(Rows from a layout dataset)
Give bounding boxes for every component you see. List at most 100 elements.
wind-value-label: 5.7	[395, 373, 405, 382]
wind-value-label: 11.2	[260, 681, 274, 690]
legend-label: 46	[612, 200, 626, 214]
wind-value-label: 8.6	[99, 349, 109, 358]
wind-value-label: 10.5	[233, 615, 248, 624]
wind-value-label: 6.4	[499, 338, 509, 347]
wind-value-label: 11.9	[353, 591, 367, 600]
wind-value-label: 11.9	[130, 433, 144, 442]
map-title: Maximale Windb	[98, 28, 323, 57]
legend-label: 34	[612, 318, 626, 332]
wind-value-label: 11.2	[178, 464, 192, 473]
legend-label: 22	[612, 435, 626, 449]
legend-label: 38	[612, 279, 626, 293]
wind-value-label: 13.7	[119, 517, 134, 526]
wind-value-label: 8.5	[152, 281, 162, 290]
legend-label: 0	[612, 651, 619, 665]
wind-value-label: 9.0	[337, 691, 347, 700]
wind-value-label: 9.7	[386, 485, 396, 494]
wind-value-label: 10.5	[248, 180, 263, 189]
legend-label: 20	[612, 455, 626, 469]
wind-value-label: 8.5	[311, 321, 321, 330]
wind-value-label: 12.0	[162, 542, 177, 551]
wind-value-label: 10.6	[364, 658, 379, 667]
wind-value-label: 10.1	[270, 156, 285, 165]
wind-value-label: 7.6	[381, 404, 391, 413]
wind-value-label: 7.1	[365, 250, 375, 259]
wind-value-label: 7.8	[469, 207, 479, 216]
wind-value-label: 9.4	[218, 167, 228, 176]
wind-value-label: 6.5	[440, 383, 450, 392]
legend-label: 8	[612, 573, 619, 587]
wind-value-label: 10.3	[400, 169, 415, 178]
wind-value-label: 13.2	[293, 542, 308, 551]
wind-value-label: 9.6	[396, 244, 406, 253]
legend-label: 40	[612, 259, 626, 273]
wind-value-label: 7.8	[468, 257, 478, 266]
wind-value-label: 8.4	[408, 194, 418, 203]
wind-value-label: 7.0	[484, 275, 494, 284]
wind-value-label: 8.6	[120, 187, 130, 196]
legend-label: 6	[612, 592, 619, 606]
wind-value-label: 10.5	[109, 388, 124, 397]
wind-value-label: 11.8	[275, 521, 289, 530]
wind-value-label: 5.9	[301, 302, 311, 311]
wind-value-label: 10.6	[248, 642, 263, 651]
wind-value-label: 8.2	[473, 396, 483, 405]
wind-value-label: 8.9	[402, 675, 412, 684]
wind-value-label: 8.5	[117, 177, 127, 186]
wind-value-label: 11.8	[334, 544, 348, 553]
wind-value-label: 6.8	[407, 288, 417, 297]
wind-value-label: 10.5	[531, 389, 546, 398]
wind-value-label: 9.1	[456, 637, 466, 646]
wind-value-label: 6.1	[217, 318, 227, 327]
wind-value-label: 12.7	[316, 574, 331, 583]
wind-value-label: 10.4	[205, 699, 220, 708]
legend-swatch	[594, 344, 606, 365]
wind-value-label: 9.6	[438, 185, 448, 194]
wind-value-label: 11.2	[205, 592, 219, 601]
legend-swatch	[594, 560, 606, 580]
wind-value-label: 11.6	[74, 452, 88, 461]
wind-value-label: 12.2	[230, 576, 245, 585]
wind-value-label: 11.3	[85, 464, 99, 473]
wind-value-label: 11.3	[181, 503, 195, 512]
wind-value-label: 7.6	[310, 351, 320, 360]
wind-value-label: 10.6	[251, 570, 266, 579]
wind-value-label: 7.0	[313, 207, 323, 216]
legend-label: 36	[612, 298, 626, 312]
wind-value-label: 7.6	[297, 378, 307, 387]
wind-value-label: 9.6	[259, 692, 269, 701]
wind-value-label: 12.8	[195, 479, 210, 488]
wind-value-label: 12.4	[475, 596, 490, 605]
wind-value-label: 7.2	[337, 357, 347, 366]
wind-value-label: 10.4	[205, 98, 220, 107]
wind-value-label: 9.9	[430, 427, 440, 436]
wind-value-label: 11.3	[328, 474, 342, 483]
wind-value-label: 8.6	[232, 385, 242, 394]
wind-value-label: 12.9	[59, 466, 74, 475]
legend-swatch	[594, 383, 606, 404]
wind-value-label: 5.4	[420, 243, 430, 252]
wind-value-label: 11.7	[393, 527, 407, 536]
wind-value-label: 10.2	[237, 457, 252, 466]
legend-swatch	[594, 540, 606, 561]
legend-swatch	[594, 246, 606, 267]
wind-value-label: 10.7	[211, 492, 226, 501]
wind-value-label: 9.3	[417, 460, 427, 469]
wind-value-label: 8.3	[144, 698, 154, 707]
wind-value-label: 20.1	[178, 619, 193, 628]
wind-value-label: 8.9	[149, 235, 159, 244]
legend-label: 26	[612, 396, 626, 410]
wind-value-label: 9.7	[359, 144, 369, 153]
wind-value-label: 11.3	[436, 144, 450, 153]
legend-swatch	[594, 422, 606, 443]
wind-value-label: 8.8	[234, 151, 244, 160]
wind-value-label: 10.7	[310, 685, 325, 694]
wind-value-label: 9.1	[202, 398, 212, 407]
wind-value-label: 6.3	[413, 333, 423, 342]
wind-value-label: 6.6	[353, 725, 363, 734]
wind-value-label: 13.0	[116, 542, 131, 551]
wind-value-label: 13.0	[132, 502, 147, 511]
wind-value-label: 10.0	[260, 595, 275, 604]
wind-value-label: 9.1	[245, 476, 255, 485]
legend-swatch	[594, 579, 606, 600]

*Given instruction*: Convert every line of the entries above into a JSON list of strings, with one string per line and any blank lines omitted.

*Task result*:
[
  "Give bounding boxes for every component you see. List at most 100 elements.",
  "wind-value-label: 5.7\t[395, 373, 405, 382]",
  "wind-value-label: 11.2\t[260, 681, 274, 690]",
  "legend-label: 46\t[612, 200, 626, 214]",
  "wind-value-label: 8.6\t[99, 349, 109, 358]",
  "wind-value-label: 10.5\t[233, 615, 248, 624]",
  "wind-value-label: 6.4\t[499, 338, 509, 347]",
  "wind-value-label: 11.9\t[353, 591, 367, 600]",
  "wind-value-label: 11.9\t[130, 433, 144, 442]",
  "map-title: Maximale Windb\t[98, 28, 323, 57]",
  "legend-label: 34\t[612, 318, 626, 332]",
  "wind-value-label: 11.2\t[178, 464, 192, 473]",
  "legend-label: 22\t[612, 435, 626, 449]",
  "legend-label: 38\t[612, 279, 626, 293]",
  "wind-value-label: 13.7\t[119, 517, 134, 526]",
  "wind-value-label: 8.5\t[152, 281, 162, 290]",
  "legend-label: 0\t[612, 651, 619, 665]",
  "wind-value-label: 9.0\t[337, 691, 347, 700]",
  "wind-value-label: 9.7\t[386, 485, 396, 494]",
  "wind-value-label: 10.5\t[248, 180, 263, 189]",
  "legend-label: 20\t[612, 455, 626, 469]",
  "wind-value-label: 8.5\t[311, 321, 321, 330]",
  "wind-value-label: 12.0\t[162, 542, 177, 551]",
  "wind-value-label: 10.6\t[364, 658, 379, 667]",
  "wind-value-label: 10.1\t[270, 156, 285, 165]",
  "wind-value-label: 7.6\t[381, 404, 391, 413]",
  "wind-value-label: 7.1\t[365, 250, 375, 259]",
  "wind-value-label: 7.8\t[469, 207, 479, 216]",
  "wind-value-label: 9.4\t[218, 167, 228, 176]",
  "wind-value-label: 6.5\t[440, 383, 450, 392]",
  "legend-label: 8\t[612, 573, 619, 587]",
  "wind-value-label: 10.3\t[400, 169, 415, 178]",
  "wind-value-label: 13.2\t[293, 542, 308, 551]",
  "wind-value-label: 9.6\t[396, 244, 406, 253]",
  "legend-label: 40\t[612, 259, 626, 273]",
  "wind-value-label: 7.8\t[468, 257, 478, 266]",
  "wind-value-label: 8.4\t[408, 194, 418, 203]",
  "wind-value-label: 7.0\t[484, 275, 494, 284]",
  "wind-value-label: 8.6\t[120, 187, 130, 196]",
  "legend-label: 6\t[612, 592, 619, 606]",
  "wind-value-label: 10.5\t[109, 388, 124, 397]",
  "wind-value-label: 11.8\t[275, 521, 289, 530]",
  "wind-value-label: 5.9\t[301, 302, 311, 311]",
  "wind-value-label: 10.6\t[248, 642, 263, 651]",
  "wind-value-label: 8.2\t[473, 396, 483, 405]",
  "wind-value-label: 8.9\t[402, 675, 412, 684]",
  "wind-value-label: 8.5\t[117, 177, 127, 186]",
  "wind-value-label: 11.8\t[334, 544, 348, 553]",
  "wind-value-label: 6.8\t[407, 288, 417, 297]",
  "wind-value-label: 10.5\t[531, 389, 546, 398]",
  "wind-value-label: 9.1\t[456, 637, 466, 646]",
  "wind-value-label: 6.1\t[217, 318, 227, 327]",
  "wind-value-label: 12.7\t[316, 574, 331, 583]",
  "wind-value-label: 10.4\t[205, 699, 220, 708]",
  "legend-swatch\t[594, 344, 606, 365]",
  "wind-value-label: 9.6\t[438, 185, 448, 194]",
  "wind-value-label: 11.2\t[205, 592, 219, 601]",
  "legend-swatch\t[594, 560, 606, 580]",
  "wind-value-label: 11.6\t[74, 452, 88, 461]",
  "wind-value-label: 12.2\t[230, 576, 245, 585]",
  "wind-value-label: 11.3\t[85, 464, 99, 473]",
  "wind-value-label: 11.3\t[181, 503, 195, 512]",
  "wind-value-label: 7.6\t[310, 351, 320, 360]",
  "wind-value-label: 10.6\t[251, 570, 266, 579]",
  "wind-value-label: 7.0\t[313, 207, 323, 216]",
  "legend-label: 36\t[612, 298, 626, 312]",
  "wind-value-label: 7.6\t[297, 378, 307, 387]",
  "wind-value-label: 9.6\t[259, 692, 269, 701]",
  "wind-value-label: 12.8\t[195, 479, 210, 488]",
  "wind-value-label: 12.4\t[475, 596, 490, 605]",
  "wind-value-label: 7.2\t[337, 357, 347, 366]",
  "wind-value-label: 10.4\t[205, 98, 220, 107]",
  "wind-value-label: 9.9\t[430, 427, 440, 436]",
  "wind-value-label: 11.3\t[328, 474, 342, 483]",
  "wind-value-label: 8.6\t[232, 385, 242, 394]",
  "wind-value-label: 12.9\t[59, 466, 74, 475]",
  "legend-swatch\t[594, 383, 606, 404]",
  "wind-value-label: 5.4\t[420, 243, 430, 252]",
  "wind-value-label: 11.7\t[393, 527, 407, 536]",
  "wind-value-label: 10.2\t[237, 457, 252, 466]",
  "legend-swatch\t[594, 540, 606, 561]",
  "legend-swatch\t[594, 246, 606, 267]",
  "wind-value-label: 10.7\t[211, 492, 226, 501]",
  "wind-value-label: 9.3\t[417, 460, 427, 469]",
  "wind-value-label: 8.3\t[144, 698, 154, 707]",
  "wind-value-label: 20.1\t[178, 619, 193, 628]",
  "wind-value-label: 8.9\t[149, 235, 159, 244]",
  "legend-label: 26\t[612, 396, 626, 410]",
  "wind-value-label: 9.7\t[359, 144, 369, 153]",
  "wind-value-label: 11.3\t[436, 144, 450, 153]",
  "legend-swatch\t[594, 422, 606, 443]",
  "wind-value-label: 8.8\t[234, 151, 244, 160]",
  "wind-value-label: 10.7\t[310, 685, 325, 694]",
  "wind-value-label: 9.1\t[202, 398, 212, 407]",
  "wind-value-label: 6.3\t[413, 333, 423, 342]",
  "wind-value-label: 6.6\t[353, 725, 363, 734]",
  "wind-value-label: 13.0\t[116, 542, 131, 551]",
  "wind-value-label: 13.0\t[132, 502, 147, 511]",
  "wind-value-label: 10.0\t[260, 595, 275, 604]",
  "wind-value-label: 9.1\t[245, 476, 255, 485]",
  "legend-swatch\t[594, 579, 606, 600]"
]